#### [Directions]
Of all the lines in the records, how many hold the word "this"? Answer with the number only.

+---+

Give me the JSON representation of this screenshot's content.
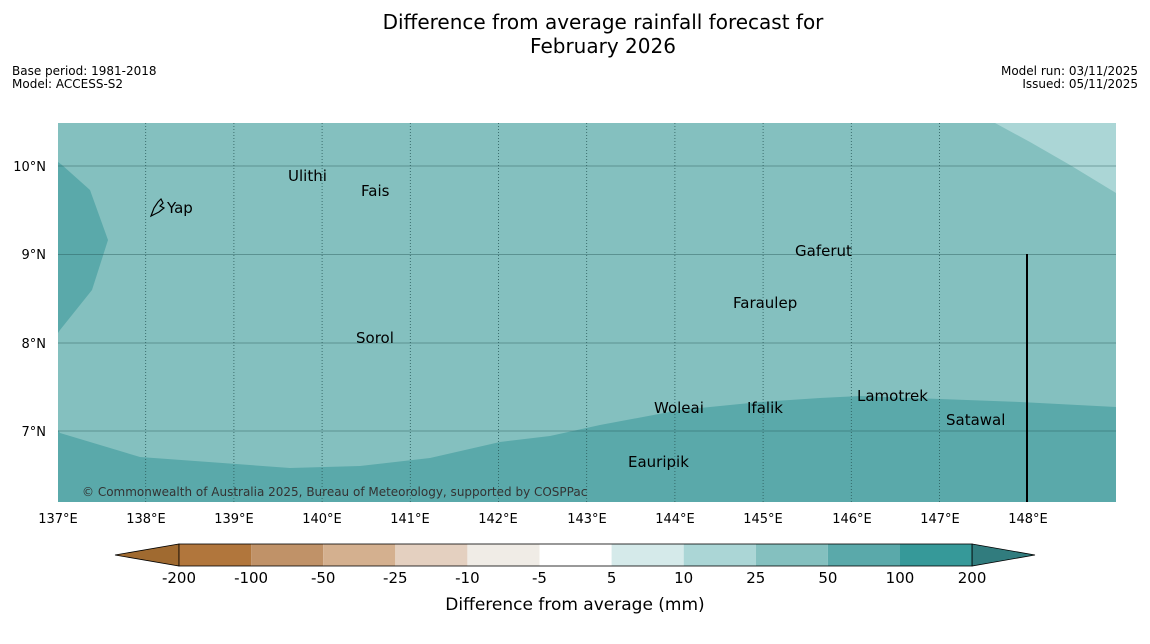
{
  "title_line1": "Difference from average rainfall forecast for",
  "title_line2": "February 2026",
  "base_period": "Base period: 1981-2018",
  "model": "Model: ACCESS-S2",
  "model_run": "Model run: 03/11/2025",
  "issued": "Issued: 05/11/2025",
  "copyright": "© Commonwealth of Australia 2025, Bureau of Meteorology, supported by COSPPac",
  "lon_ticks": [
    "137°E",
    "138°E",
    "139°E",
    "140°E",
    "141°E",
    "142°E",
    "143°E",
    "144°E",
    "145°E",
    "146°E",
    "147°E",
    "148°E"
  ],
  "lat_ticks": [
    "10°N",
    "9°N",
    "8°N",
    "7°N"
  ],
  "places": [
    {
      "name": "Yap"
    },
    {
      "name": "Ulithi"
    },
    {
      "name": "Fais"
    },
    {
      "name": "Gaferut"
    },
    {
      "name": "Faraulep"
    },
    {
      "name": "Sorol"
    },
    {
      "name": "Lamotrek"
    },
    {
      "name": "Woleai"
    },
    {
      "name": "Ifalik"
    },
    {
      "name": "Satawal"
    },
    {
      "name": "Eauripik"
    }
  ],
  "colorbar": {
    "title": "Difference from average (mm)",
    "labels": [
      "-200",
      "-100",
      "-50",
      "-25",
      "-10",
      "-5",
      "5",
      "10",
      "25",
      "50",
      "100",
      "200"
    ],
    "colors": [
      "#a06a30",
      "#b1763c",
      "#c09268",
      "#d4b08f",
      "#e4d0c0",
      "#f0ece6",
      "#ffffff",
      "#d5eaea",
      "#abd6d6",
      "#84c0bf",
      "#5aa9aa",
      "#369999",
      "#317c7e"
    ]
  },
  "map_colors": {
    "base": "#84c0bf",
    "wet": "#5aa9aa",
    "light": "#abd6d6"
  }
}
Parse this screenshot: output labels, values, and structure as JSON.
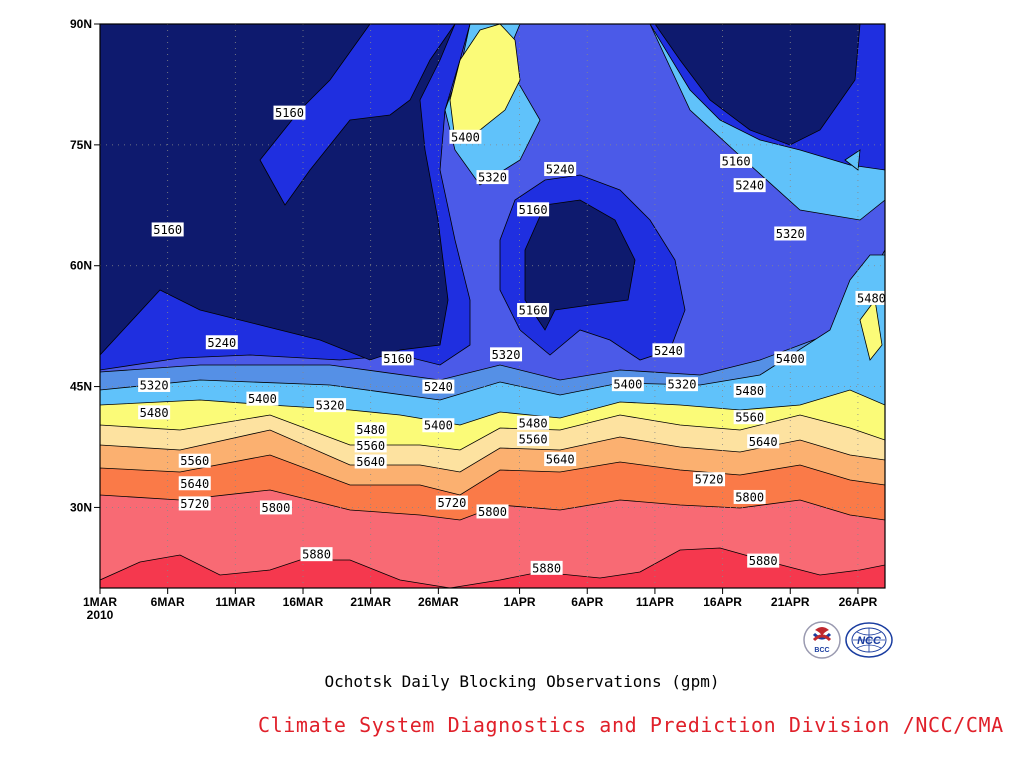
{
  "chart_data": {
    "type": "heatmap",
    "subtype": "filled-contour",
    "x_axis": {
      "type": "date",
      "range": [
        "2010-03-01",
        "2010-04-28"
      ],
      "tick_labels": [
        "1MAR",
        "6MAR",
        "11MAR",
        "16MAR",
        "21MAR",
        "26MAR",
        "1APR",
        "6APR",
        "11APR",
        "16APR",
        "21APR",
        "26APR"
      ],
      "year_label": "2010"
    },
    "y_axis": {
      "type": "latitude",
      "range": [
        20,
        90
      ],
      "tick_labels": [
        "30N",
        "45N",
        "60N",
        "75N",
        "90N"
      ]
    },
    "grid": true,
    "contour_levels": [
      5160,
      5240,
      5320,
      5400,
      5480,
      5560,
      5640,
      5720,
      5800,
      5880
    ],
    "band_colors": [
      "#0e1a6e",
      "#1f2fe0",
      "#4b5ae8",
      "#5590e6",
      "#60c2fa",
      "#fbfb78",
      "#fde2a0",
      "#fbb070",
      "#fa7a48",
      "#f86a74",
      "#f5384e"
    ],
    "contour_labels": [
      {
        "text": "5160",
        "date": "2010-03-15",
        "lat": 79
      },
      {
        "text": "5400",
        "date": "2010-03-28",
        "lat": 76
      },
      {
        "text": "5320",
        "date": "2010-03-30",
        "lat": 71
      },
      {
        "text": "5240",
        "date": "2010-04-04",
        "lat": 72
      },
      {
        "text": "5160",
        "date": "2010-04-02",
        "lat": 67
      },
      {
        "text": "5160",
        "date": "2010-03-06",
        "lat": 64.5
      },
      {
        "text": "5160",
        "date": "2010-04-02",
        "lat": 54.5
      },
      {
        "text": "5160",
        "date": "2010-04-17",
        "lat": 73
      },
      {
        "text": "5240",
        "date": "2010-04-18",
        "lat": 70
      },
      {
        "text": "5320",
        "date": "2010-04-21",
        "lat": 64
      },
      {
        "text": "5480",
        "date": "2010-04-27",
        "lat": 56
      },
      {
        "text": "5240",
        "date": "2010-03-10",
        "lat": 50.5
      },
      {
        "text": "5160",
        "date": "2010-03-23",
        "lat": 48.5
      },
      {
        "text": "5320",
        "date": "2010-03-31",
        "lat": 49
      },
      {
        "text": "5240",
        "date": "2010-04-12",
        "lat": 49.5
      },
      {
        "text": "5400",
        "date": "2010-04-21",
        "lat": 48.5
      },
      {
        "text": "5320",
        "date": "2010-03-05",
        "lat": 45.2
      },
      {
        "text": "5240",
        "date": "2010-03-26",
        "lat": 45
      },
      {
        "text": "5400",
        "date": "2010-04-09",
        "lat": 45.3
      },
      {
        "text": "5320",
        "date": "2010-04-13",
        "lat": 45.3
      },
      {
        "text": "5480",
        "date": "2010-04-18",
        "lat": 44.5
      },
      {
        "text": "5400",
        "date": "2010-03-13",
        "lat": 43.5
      },
      {
        "text": "5320",
        "date": "2010-03-18",
        "lat": 42.7
      },
      {
        "text": "5480",
        "date": "2010-03-05",
        "lat": 41.8
      },
      {
        "text": "5480",
        "date": "2010-04-02",
        "lat": 40.5
      },
      {
        "text": "5560",
        "date": "2010-04-18",
        "lat": 41.2
      },
      {
        "text": "5400",
        "date": "2010-03-26",
        "lat": 40.2
      },
      {
        "text": "5480",
        "date": "2010-03-21",
        "lat": 39.7
      },
      {
        "text": "5560",
        "date": "2010-04-02",
        "lat": 38.5
      },
      {
        "text": "5640",
        "date": "2010-04-19",
        "lat": 38.2
      },
      {
        "text": "5560",
        "date": "2010-03-21",
        "lat": 37.7
      },
      {
        "text": "5560",
        "date": "2010-03-08",
        "lat": 35.8
      },
      {
        "text": "5640",
        "date": "2010-03-21",
        "lat": 35.7
      },
      {
        "text": "5640",
        "date": "2010-04-04",
        "lat": 36
      },
      {
        "text": "5640",
        "date": "2010-03-08",
        "lat": 33
      },
      {
        "text": "5720",
        "date": "2010-04-15",
        "lat": 33.5
      },
      {
        "text": "5720",
        "date": "2010-03-08",
        "lat": 30.5
      },
      {
        "text": "5800",
        "date": "2010-03-14",
        "lat": 30
      },
      {
        "text": "5720",
        "date": "2010-03-27",
        "lat": 30.6
      },
      {
        "text": "5800",
        "date": "2010-03-30",
        "lat": 29.5
      },
      {
        "text": "5800",
        "date": "2010-04-18",
        "lat": 31.3
      },
      {
        "text": "5880",
        "date": "2010-03-17",
        "lat": 24.2
      },
      {
        "text": "5880",
        "date": "2010-04-19",
        "lat": 23.4
      },
      {
        "text": "5880",
        "date": "2010-04-03",
        "lat": 22.5
      }
    ]
  },
  "caption": {
    "title": "Ochotsk Daily Blocking Observations (gpm)",
    "credit": "Climate System Diagnostics and Prediction Division /NCC/CMA"
  },
  "logos": [
    {
      "name": "BCC",
      "text": "BCC",
      "colors": [
        "#c0282f",
        "#1a3da0"
      ]
    },
    {
      "name": "NCC",
      "text": "NCC",
      "colors": [
        "#1a3da0"
      ]
    }
  ]
}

+---+

#### [Full solution]
2